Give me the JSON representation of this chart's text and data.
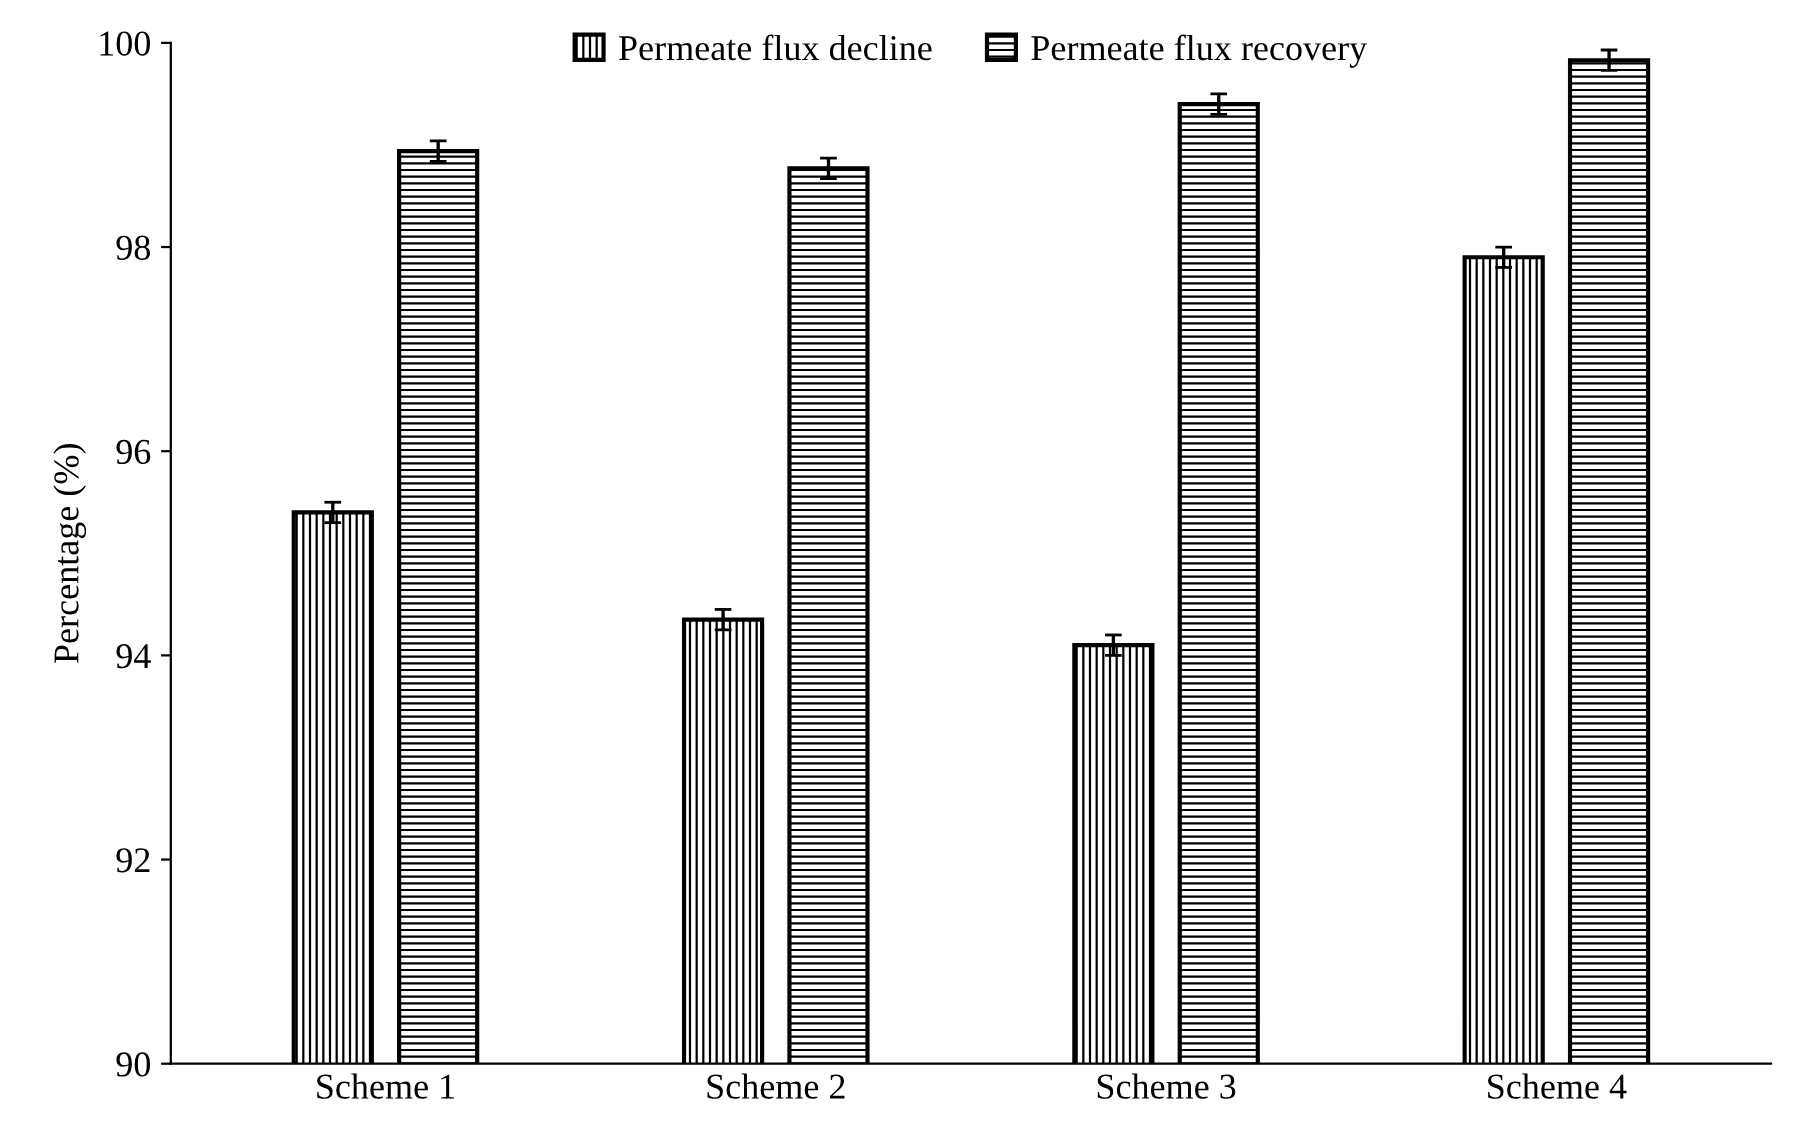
{
  "chart_data": {
    "type": "bar",
    "ylabel": "Percentage (%)",
    "categories": [
      "Scheme 1",
      "Scheme 2",
      "Scheme 3",
      "Scheme 4"
    ],
    "series": [
      {
        "name": "Permeate flux decline",
        "color": "#000000",
        "values": [
          95.4,
          94.35,
          94.1,
          97.9
        ],
        "errors": [
          0.1,
          0.1,
          0.1,
          0.1
        ]
      },
      {
        "name": "Permeate flux recovery",
        "color": "#000000",
        "values": [
          98.94,
          98.77,
          99.4,
          99.83
        ],
        "errors": [
          0.1,
          0.1,
          0.1,
          0.1
        ]
      }
    ],
    "ylim": [
      90,
      100
    ],
    "yticks": [
      90,
      92,
      94,
      96,
      98,
      100
    ],
    "grid": false,
    "legend": "top"
  }
}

* * * * * * *

# SHORT EXERCISE:
Copy each line above that contains the word "name".

# COMPLETE RESPONSE:
        "name": "Permeate flux decline",
        "name": "Permeate flux recovery",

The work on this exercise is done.